## TASK DESCRIPTION
Show all lines from the data that include the word "icon".

## STORED DATA
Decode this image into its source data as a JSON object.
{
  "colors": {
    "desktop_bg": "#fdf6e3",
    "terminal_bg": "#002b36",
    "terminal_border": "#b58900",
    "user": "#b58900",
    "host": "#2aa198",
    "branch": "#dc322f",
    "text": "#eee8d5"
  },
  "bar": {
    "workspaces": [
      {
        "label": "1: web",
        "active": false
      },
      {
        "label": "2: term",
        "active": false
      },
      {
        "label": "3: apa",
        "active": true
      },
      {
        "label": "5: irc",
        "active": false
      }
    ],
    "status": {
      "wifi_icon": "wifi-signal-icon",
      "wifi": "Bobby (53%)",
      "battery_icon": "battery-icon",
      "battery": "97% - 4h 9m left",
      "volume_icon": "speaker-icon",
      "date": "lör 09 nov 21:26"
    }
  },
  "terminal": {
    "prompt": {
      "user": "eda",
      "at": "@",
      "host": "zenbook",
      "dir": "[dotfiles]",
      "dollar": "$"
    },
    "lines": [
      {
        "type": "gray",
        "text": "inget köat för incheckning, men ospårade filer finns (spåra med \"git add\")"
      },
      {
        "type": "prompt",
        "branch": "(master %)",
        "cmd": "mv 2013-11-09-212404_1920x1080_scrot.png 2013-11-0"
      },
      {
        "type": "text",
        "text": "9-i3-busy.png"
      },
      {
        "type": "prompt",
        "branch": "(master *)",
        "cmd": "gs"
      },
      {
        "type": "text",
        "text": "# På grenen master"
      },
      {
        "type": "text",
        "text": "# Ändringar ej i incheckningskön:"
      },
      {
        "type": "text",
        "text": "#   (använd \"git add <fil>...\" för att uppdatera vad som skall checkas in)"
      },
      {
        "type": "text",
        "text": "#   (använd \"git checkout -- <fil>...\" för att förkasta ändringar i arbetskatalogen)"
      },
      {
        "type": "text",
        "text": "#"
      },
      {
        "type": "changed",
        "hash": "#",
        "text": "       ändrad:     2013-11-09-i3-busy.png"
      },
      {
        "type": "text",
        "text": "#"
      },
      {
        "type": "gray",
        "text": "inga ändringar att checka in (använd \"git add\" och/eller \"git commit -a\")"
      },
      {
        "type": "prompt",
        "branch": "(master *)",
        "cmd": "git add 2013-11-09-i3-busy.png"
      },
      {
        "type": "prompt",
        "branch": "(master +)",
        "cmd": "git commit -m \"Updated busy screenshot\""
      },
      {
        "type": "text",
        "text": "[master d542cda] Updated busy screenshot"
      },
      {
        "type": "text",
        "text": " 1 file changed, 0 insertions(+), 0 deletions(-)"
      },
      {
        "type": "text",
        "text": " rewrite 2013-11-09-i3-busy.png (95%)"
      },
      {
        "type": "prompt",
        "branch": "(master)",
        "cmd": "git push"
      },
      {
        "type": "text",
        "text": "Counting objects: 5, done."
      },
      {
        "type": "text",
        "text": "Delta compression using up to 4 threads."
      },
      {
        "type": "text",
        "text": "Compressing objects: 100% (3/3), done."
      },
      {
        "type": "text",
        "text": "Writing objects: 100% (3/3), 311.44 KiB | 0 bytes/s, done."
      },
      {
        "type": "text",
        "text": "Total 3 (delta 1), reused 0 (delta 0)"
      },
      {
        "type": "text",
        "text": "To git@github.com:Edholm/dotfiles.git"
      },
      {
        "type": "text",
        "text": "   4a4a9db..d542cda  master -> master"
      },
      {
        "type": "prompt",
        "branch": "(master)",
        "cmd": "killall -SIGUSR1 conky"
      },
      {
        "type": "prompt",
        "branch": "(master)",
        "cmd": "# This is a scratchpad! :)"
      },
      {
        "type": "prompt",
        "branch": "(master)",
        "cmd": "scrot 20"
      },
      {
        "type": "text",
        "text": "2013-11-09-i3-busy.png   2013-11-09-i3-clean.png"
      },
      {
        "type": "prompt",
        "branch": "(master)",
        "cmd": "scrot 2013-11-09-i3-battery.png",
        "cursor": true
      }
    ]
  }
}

## EXERCISE SOLUTION
      "wifi_icon": "wifi-signal-icon",
      "battery_icon": "battery-icon",
      "volume_icon": "speaker-icon",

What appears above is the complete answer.